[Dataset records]
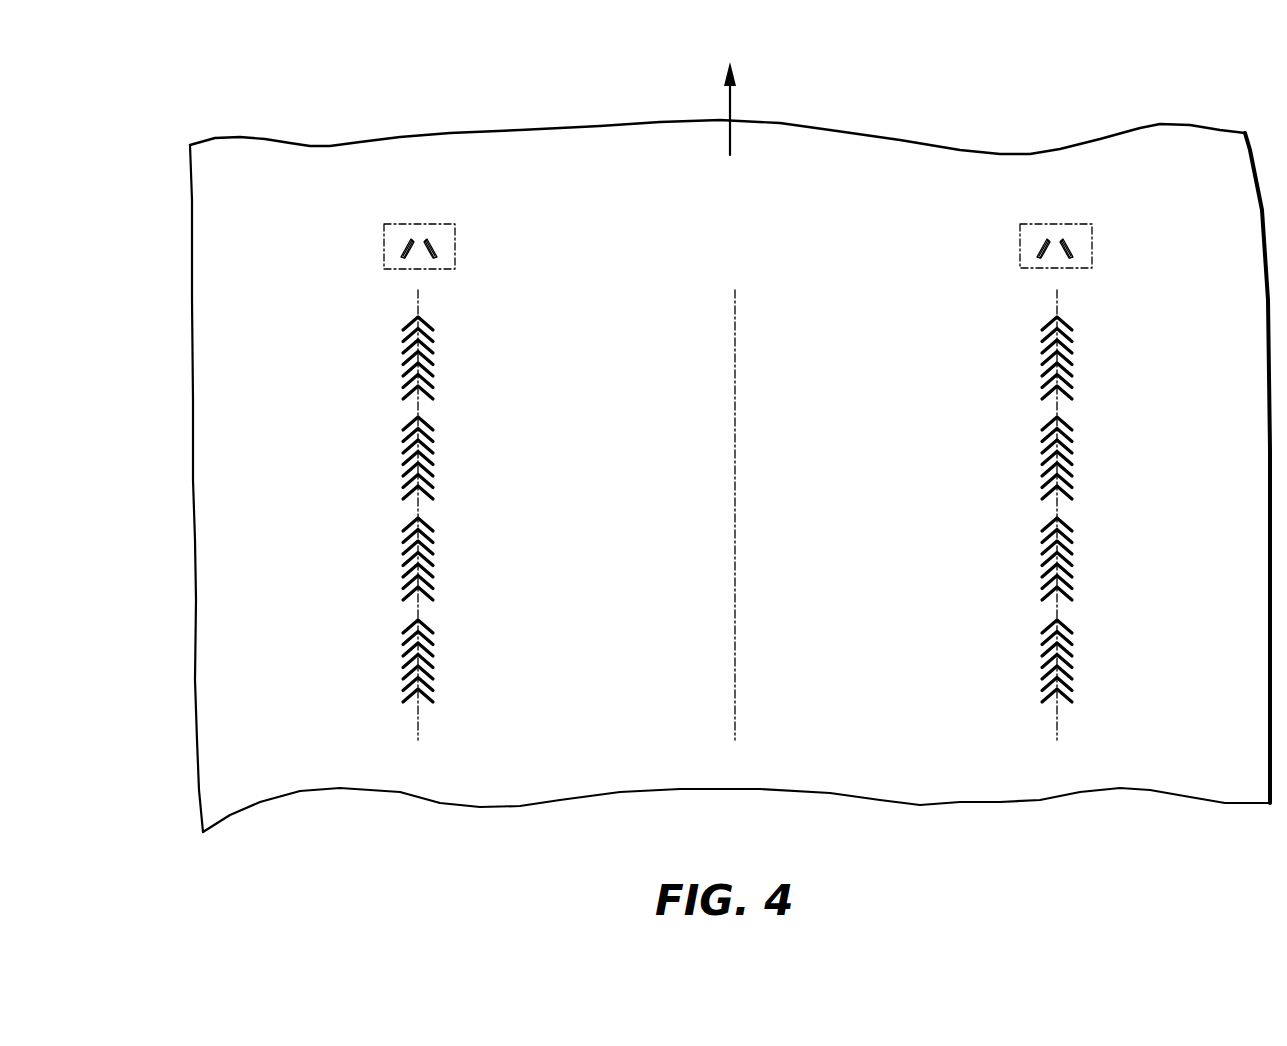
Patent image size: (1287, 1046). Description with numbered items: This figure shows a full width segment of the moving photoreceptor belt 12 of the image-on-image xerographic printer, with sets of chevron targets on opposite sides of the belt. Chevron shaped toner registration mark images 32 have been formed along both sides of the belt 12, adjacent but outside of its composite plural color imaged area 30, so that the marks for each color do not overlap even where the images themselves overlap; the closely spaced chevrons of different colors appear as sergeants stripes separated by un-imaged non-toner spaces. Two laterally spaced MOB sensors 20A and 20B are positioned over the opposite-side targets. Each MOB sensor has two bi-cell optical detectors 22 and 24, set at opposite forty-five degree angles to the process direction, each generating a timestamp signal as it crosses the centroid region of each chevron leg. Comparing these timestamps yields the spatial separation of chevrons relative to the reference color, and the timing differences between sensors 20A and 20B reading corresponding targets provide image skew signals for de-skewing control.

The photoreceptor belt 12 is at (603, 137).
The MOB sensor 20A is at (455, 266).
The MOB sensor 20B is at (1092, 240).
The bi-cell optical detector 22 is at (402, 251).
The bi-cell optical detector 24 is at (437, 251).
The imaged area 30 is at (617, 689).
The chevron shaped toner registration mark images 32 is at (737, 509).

...

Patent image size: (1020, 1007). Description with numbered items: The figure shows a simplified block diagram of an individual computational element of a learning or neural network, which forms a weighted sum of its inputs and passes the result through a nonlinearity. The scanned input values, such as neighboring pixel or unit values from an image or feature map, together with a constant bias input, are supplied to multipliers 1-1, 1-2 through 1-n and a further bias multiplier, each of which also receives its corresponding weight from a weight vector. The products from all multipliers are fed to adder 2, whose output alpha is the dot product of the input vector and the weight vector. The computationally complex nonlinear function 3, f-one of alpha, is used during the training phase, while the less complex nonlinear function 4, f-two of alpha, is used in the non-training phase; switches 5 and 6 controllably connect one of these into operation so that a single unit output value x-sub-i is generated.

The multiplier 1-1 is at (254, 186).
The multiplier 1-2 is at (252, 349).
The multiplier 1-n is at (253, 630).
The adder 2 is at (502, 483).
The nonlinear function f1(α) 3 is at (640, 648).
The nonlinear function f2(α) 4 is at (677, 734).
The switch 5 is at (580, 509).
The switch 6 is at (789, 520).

- **Written task**:
Copy the lines between the one holding "Patent image size: (1020, 1007)." and the one holding "The switch 6 is at (789, 520).", inclusive, reproducing each without change.

- **Answer in full**:
Patent image size: (1020, 1007). Description with numbered items: The figure shows a simplified block diagram of an individual computational element of a learning or neural network, which forms a weighted sum of its inputs and passes the result through a nonlinearity. The scanned input values, such as neighboring pixel or unit values from an image or feature map, together with a constant bias input, are supplied to multipliers 1-1, 1-2 through 1-n and a further bias multiplier, each of which also receives its corresponding weight from a weight vector. The products from all multipliers are fed to adder 2, whose output alpha is the dot product of the input vector and the weight vector. The computationally complex nonlinear function 3, f-one of alpha, is used during the training phase, while the less complex nonlinear function 4, f-two of alpha, is used in the non-training phase; switches 5 and 6 controllably connect one of these into operation so that a single unit output value x-sub-i is generated.

The multiplier 1-1 is at (254, 186).
The multiplier 1-2 is at (252, 349).
The multiplier 1-n is at (253, 630).
The adder 2 is at (502, 483).
The nonlinear function f1(α) 3 is at (640, 648).
The nonlinear function f2(α) 4 is at (677, 734).
The switch 5 is at (580, 509).
The switch 6 is at (789, 520).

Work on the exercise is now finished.